** Task directions **
Pick out all lines in the listing holding the string "anunciantes" and copy them.

───── Entries shown

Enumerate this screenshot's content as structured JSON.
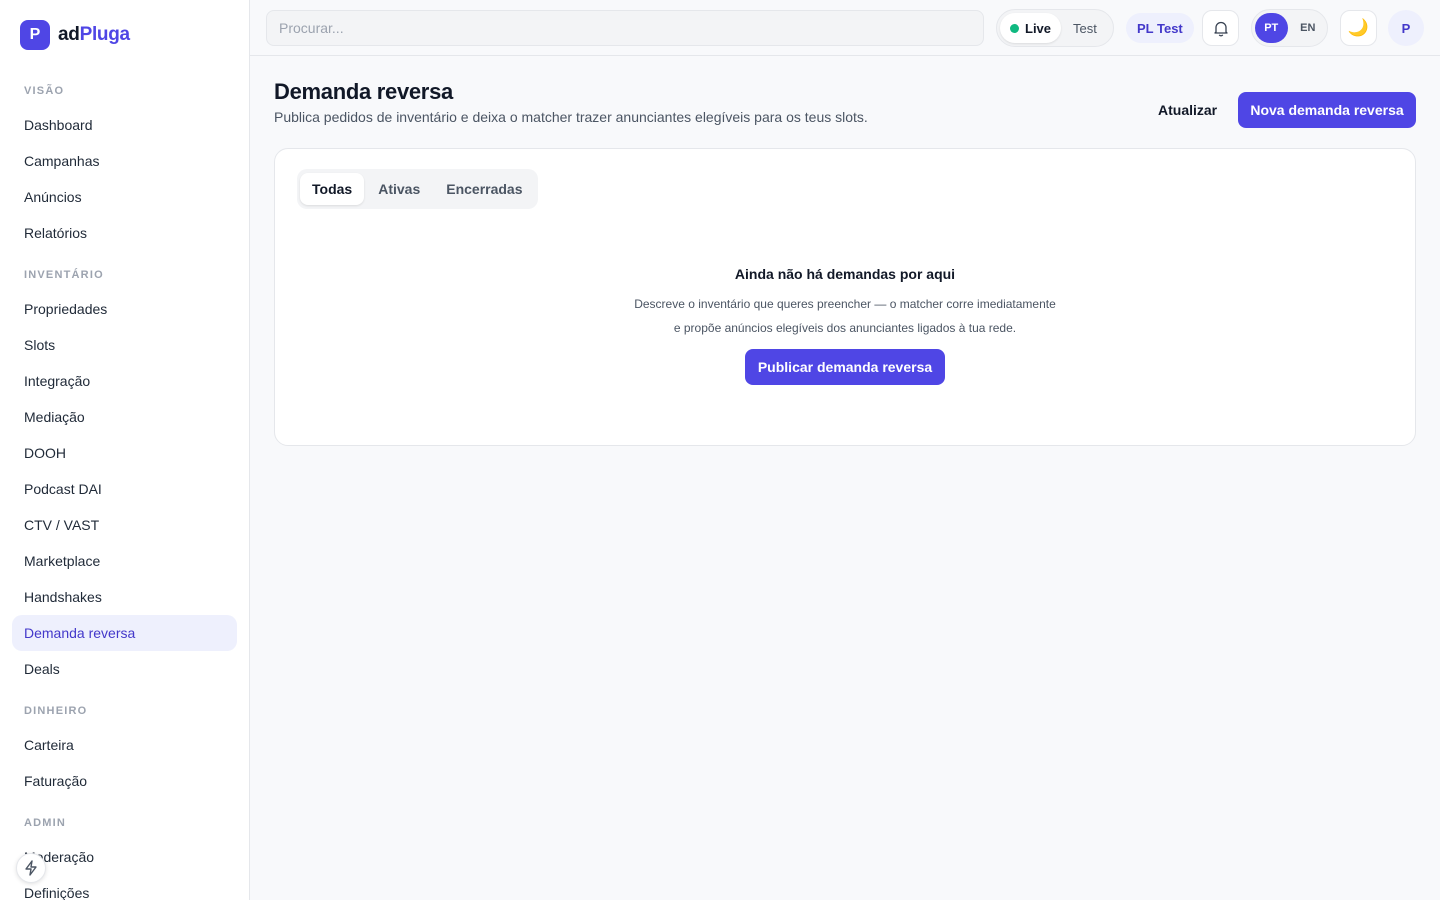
{
  "brand": {
    "logo_letter": "P",
    "name_prefix": "ad",
    "name_accent": "Pluga",
    "accent_color": "#4f46e5"
  },
  "sidebar": {
    "sections": [
      {
        "label": "VISÃO",
        "items": [
          "Dashboard",
          "Campanhas",
          "Anúncios",
          "Relatórios"
        ]
      },
      {
        "label": "INVENTÁRIO",
        "items": [
          "Propriedades",
          "Slots",
          "Integração",
          "Mediação",
          "DOOH",
          "Podcast DAI",
          "CTV / VAST",
          "Marketplace",
          "Handshakes",
          "Demanda reversa",
          "Deals"
        ]
      },
      {
        "label": "DINHEIRO",
        "items": [
          "Carteira",
          "Faturação"
        ]
      },
      {
        "label": "ADMIN",
        "items": [
          "Moderação",
          "Definições"
        ]
      }
    ],
    "active_item": "Demanda reversa"
  },
  "topbar": {
    "search_placeholder": "Procurar...",
    "env": {
      "live": "Live",
      "test": "Test",
      "selected": "Live"
    },
    "account": "PL Test",
    "lang": {
      "pt": "PT",
      "en": "EN",
      "selected": "PT"
    },
    "theme_icon": "🌙",
    "avatar": "P"
  },
  "page": {
    "title": "Demanda reversa",
    "subtitle": "Publica pedidos de inventário e deixa o matcher trazer anunciantes elegíveis para os teus slots.",
    "refresh_label": "Atualizar",
    "new_label": "Nova demanda reversa"
  },
  "tabs": {
    "items": [
      "Todas",
      "Ativas",
      "Encerradas"
    ],
    "selected": "Todas"
  },
  "empty": {
    "title": "Ainda não há demandas por aqui",
    "line1": "Descreve o inventário que queres preencher — o matcher corre imediatamente",
    "line2": "e propõe anúncios elegíveis dos anunciantes ligados à tua rede.",
    "cta": "Publicar demanda reversa"
  }
}
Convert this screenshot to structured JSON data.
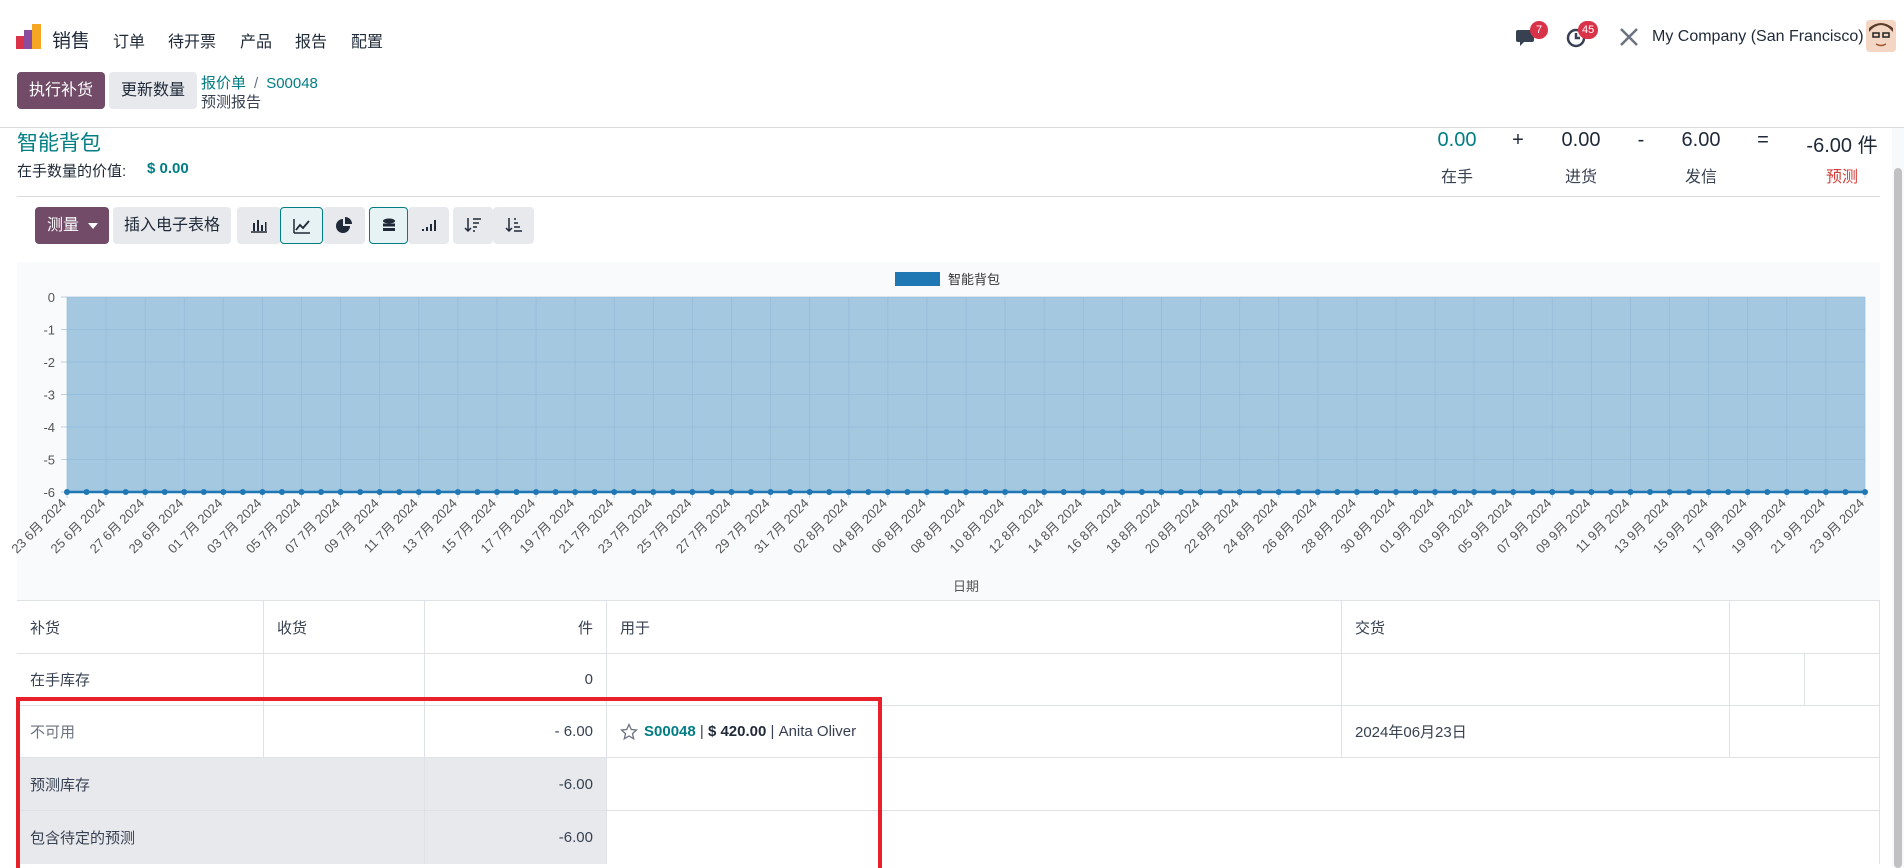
{
  "nav": {
    "app_name": "销售",
    "menu": [
      "订单",
      "待开票",
      "产品",
      "报告",
      "配置"
    ],
    "messages_badge": "7",
    "activities_badge": "45",
    "company": "My Company (San Francisco)"
  },
  "control_panel": {
    "primary_button": "执行补货",
    "secondary_button": "更新数量",
    "breadcrumb_parent": "报价单",
    "breadcrumb_separator": "/",
    "breadcrumb_record": "S00048",
    "breadcrumb_current": "预测报告"
  },
  "product": {
    "name": "智能背包",
    "value_label": "在手数量的价值:",
    "value_amount": "$ 0.00"
  },
  "summary": {
    "on_hand": "0.00",
    "op1": "+",
    "incoming": "0.00",
    "op2": "-",
    "outgoing": "6.00",
    "op3": "=",
    "forecast": "-6.00 件",
    "on_hand_label": "在手",
    "incoming_label": "进货",
    "outgoing_label": "发信",
    "forecast_label": "预测"
  },
  "toolbar": {
    "measure_label": "测量",
    "insert_label": "插入电子表格",
    "icons": [
      "bar-chart-icon",
      "line-chart-icon",
      "pie-chart-icon",
      "stacked-icon",
      "cumulative-icon",
      "sort-desc-icon",
      "sort-asc-icon"
    ]
  },
  "chart_data": {
    "type": "area",
    "legend": "智能背包",
    "legend_position": "top-center",
    "xlabel": "日期",
    "ylabel": "",
    "ylim": [
      -6,
      0
    ],
    "yticks": [
      "0",
      "-1",
      "-2",
      "-3",
      "-4",
      "-5",
      "-6"
    ],
    "grid": true,
    "color": "#1f77b4",
    "fill_color": "#a5c8e1",
    "x": [
      "23 6月 2024",
      "24 6月 2024",
      "25 6月 2024",
      "26 6月 2024",
      "27 6月 2024",
      "28 6月 2024",
      "29 6月 2024",
      "30 6月 2024",
      "01 7月 2024",
      "02 7月 2024",
      "03 7月 2024",
      "04 7月 2024",
      "05 7月 2024",
      "06 7月 2024",
      "07 7月 2024",
      "08 7月 2024",
      "09 7月 2024",
      "10 7月 2024",
      "11 7月 2024",
      "12 7月 2024",
      "13 7月 2024",
      "14 7月 2024",
      "15 7月 2024",
      "16 7月 2024",
      "17 7月 2024",
      "18 7月 2024",
      "19 7月 2024",
      "20 7月 2024",
      "21 7月 2024",
      "22 7月 2024",
      "23 7月 2024",
      "24 7月 2024",
      "25 7月 2024",
      "26 7月 2024",
      "27 7月 2024",
      "28 7月 2024",
      "29 7月 2024",
      "30 7月 2024",
      "31 7月 2024",
      "01 8月 2024",
      "02 8月 2024",
      "03 8月 2024",
      "04 8月 2024",
      "05 8月 2024",
      "06 8月 2024",
      "07 8月 2024",
      "08 8月 2024",
      "09 8月 2024",
      "10 8月 2024",
      "11 8月 2024",
      "12 8月 2024",
      "13 8月 2024",
      "14 8月 2024",
      "15 8月 2024",
      "16 8月 2024",
      "17 8月 2024",
      "18 8月 2024",
      "19 8月 2024",
      "20 8月 2024",
      "21 8月 2024",
      "22 8月 2024",
      "23 8月 2024",
      "24 8月 2024",
      "25 8月 2024",
      "26 8月 2024",
      "27 8月 2024",
      "28 8月 2024",
      "29 8月 2024",
      "30 8月 2024",
      "31 8月 2024",
      "01 9月 2024",
      "02 9月 2024",
      "03 9月 2024",
      "04 9月 2024",
      "05 9月 2024",
      "06 9月 2024",
      "07 9月 2024",
      "08 9月 2024",
      "09 9月 2024",
      "10 9月 2024",
      "11 9月 2024",
      "12 9月 2024",
      "13 9月 2024",
      "14 9月 2024",
      "15 9月 2024",
      "16 9月 2024",
      "17 9月 2024",
      "18 9月 2024",
      "19 9月 2024",
      "20 9月 2024",
      "21 9月 2024",
      "22 9月 2024",
      "23 9月 2024"
    ],
    "x_labels_shown": [
      "23 6月 2024",
      "25 6月 2024",
      "27 6月 2024",
      "29 6月 2024",
      "01 7月 2024",
      "03 7月 2024",
      "05 7月 2024",
      "07 7月 2024",
      "09 7月 2024",
      "11 7月 2024",
      "13 7月 2024",
      "15 7月 2024",
      "17 7月 2024",
      "19 7月 2024",
      "21 7月 2024",
      "23 7月 2024",
      "25 7月 2024",
      "27 7月 2024",
      "29 7月 2024",
      "31 7月 2024",
      "02 8月 2024",
      "04 8月 2024",
      "06 8月 2024",
      "08 8月 2024",
      "10 8月 2024",
      "12 8月 2024",
      "14 8月 2024",
      "16 8月 2024",
      "18 8月 2024",
      "20 8月 2024",
      "22 8月 2024",
      "24 8月 2024",
      "26 8月 2024",
      "28 8月 2024",
      "30 8月 2024",
      "01 9月 2024",
      "03 9月 2024",
      "05 9月 2024",
      "07 9月 2024",
      "09 9月 2024",
      "11 9月 2024",
      "13 9月 2024",
      "15 9月 2024",
      "17 9月 2024",
      "19 9月 2024",
      "21 9月 2024",
      "23 9月 2024"
    ],
    "series": [
      {
        "name": "智能背包",
        "values": [
          -6,
          -6,
          -6,
          -6,
          -6,
          -6,
          -6,
          -6,
          -6,
          -6,
          -6,
          -6,
          -6,
          -6,
          -6,
          -6,
          -6,
          -6,
          -6,
          -6,
          -6,
          -6,
          -6,
          -6,
          -6,
          -6,
          -6,
          -6,
          -6,
          -6,
          -6,
          -6,
          -6,
          -6,
          -6,
          -6,
          -6,
          -6,
          -6,
          -6,
          -6,
          -6,
          -6,
          -6,
          -6,
          -6,
          -6,
          -6,
          -6,
          -6,
          -6,
          -6,
          -6,
          -6,
          -6,
          -6,
          -6,
          -6,
          -6,
          -6,
          -6,
          -6,
          -6,
          -6,
          -6,
          -6,
          -6,
          -6,
          -6,
          -6,
          -6,
          -6,
          -6,
          -6,
          -6,
          -6,
          -6,
          -6,
          -6,
          -6,
          -6,
          -6,
          -6,
          -6,
          -6,
          -6,
          -6,
          -6,
          -6,
          -6,
          -6,
          -6,
          -6
        ]
      }
    ]
  },
  "table": {
    "headers": [
      "补货",
      "收货",
      "件",
      "用于",
      "交货",
      ""
    ],
    "on_hand_row": {
      "label": "在手库存",
      "qty": "0"
    },
    "unavailable_row": {
      "label": "不可用",
      "qty": "- 6.00",
      "order": "S00048",
      "sep1": " | ",
      "amount": "$ 420.00",
      "sep2": " | ",
      "customer": "Anita Oliver",
      "delivery": "2024年06月23日"
    },
    "forecast_row": {
      "label": "预测库存",
      "qty": "-6.00"
    },
    "pending_row": {
      "label": "包含待定的预测",
      "qty": "-6.00"
    }
  }
}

──────────

** Written solution **
    "subtitle": "Publica pedidos de inventário e deixa o matcher trazer anunciantes elegíveis para os teus slots.",
    "line2": "e propõe anúncios elegíveis dos anunciantes ligados à tua rede.",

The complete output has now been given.